Written instruction: From the entries below, list each line with "номинальной".

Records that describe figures
▼▼▼

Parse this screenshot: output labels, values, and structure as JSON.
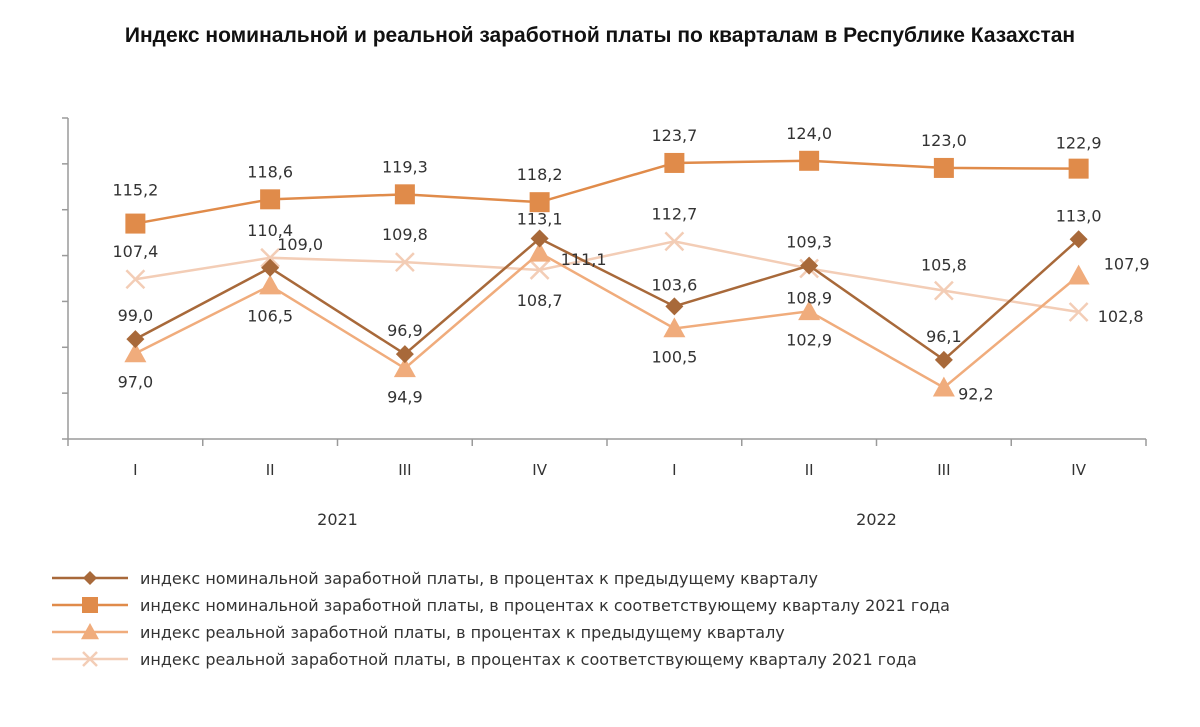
{
  "chart_data": {
    "type": "line",
    "title": "Индекс номинальной и реальной заработной платы по кварталам в Республике Казахстан",
    "categories": [
      "I",
      "II",
      "III",
      "IV",
      "I",
      "II",
      "III",
      "IV"
    ],
    "year_groups": [
      {
        "label": "2021",
        "quarters": 4
      },
      {
        "label": "2022",
        "quarters": 4
      }
    ],
    "ylim": [
      85,
      130
    ],
    "grid": false,
    "legend_position": "bottom",
    "series": [
      {
        "name": "индекс номинальной заработной платы, в процентах к предыдущему кварталу",
        "marker": "diamond",
        "color": "#a8693a",
        "values": [
          99.0,
          109.0,
          96.9,
          113.1,
          103.6,
          109.3,
          96.1,
          113.0
        ],
        "labels": [
          "99,0",
          "109,0",
          "96,9",
          "113,1",
          "103,6",
          "109,3",
          "96,1",
          "113,0"
        ]
      },
      {
        "name": "индекс номинальной заработной платы, в процентах к соответствующему кварталу 2021 года",
        "marker": "square",
        "color": "#e08b4a",
        "values": [
          115.2,
          118.6,
          119.3,
          118.2,
          123.7,
          124.0,
          123.0,
          122.9
        ],
        "labels": [
          "115,2",
          "118,6",
          "119,3",
          "118,2",
          "123,7",
          "124,0",
          "123,0",
          "122,9"
        ]
      },
      {
        "name": "индекс реальной заработной платы, в процентах к предыдущему кварталу",
        "marker": "triangle",
        "color": "#f0ac7c",
        "values": [
          97.0,
          106.5,
          94.9,
          111.1,
          100.5,
          102.9,
          92.2,
          107.9
        ],
        "labels": [
          "97,0",
          "106,5",
          "94,9",
          "111,1",
          "100,5",
          "102,9",
          "92,2",
          "107,9"
        ]
      },
      {
        "name": "индекс реальной заработной платы, в процентах к соответствующему кварталу 2021 года",
        "marker": "cross",
        "color": "#f3cdb6",
        "values": [
          107.4,
          110.4,
          109.8,
          108.7,
          112.7,
          108.9,
          105.8,
          102.8
        ],
        "labels": [
          "107,4",
          "110,4",
          "109,8",
          "108,7",
          "112,7",
          "108,9",
          "105,8",
          "102,8"
        ]
      }
    ]
  }
}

▲▲▲

Answer for this exercise:
    "title": "Индекс номинальной и реальной заработной платы по кварталам в Республике Казахстан",
        "name": "индекс номинальной заработной платы, в процентах к предыдущему кварталу",
        "name": "индекс номинальной заработной платы, в процентах к соответствующему кварталу 2021 года",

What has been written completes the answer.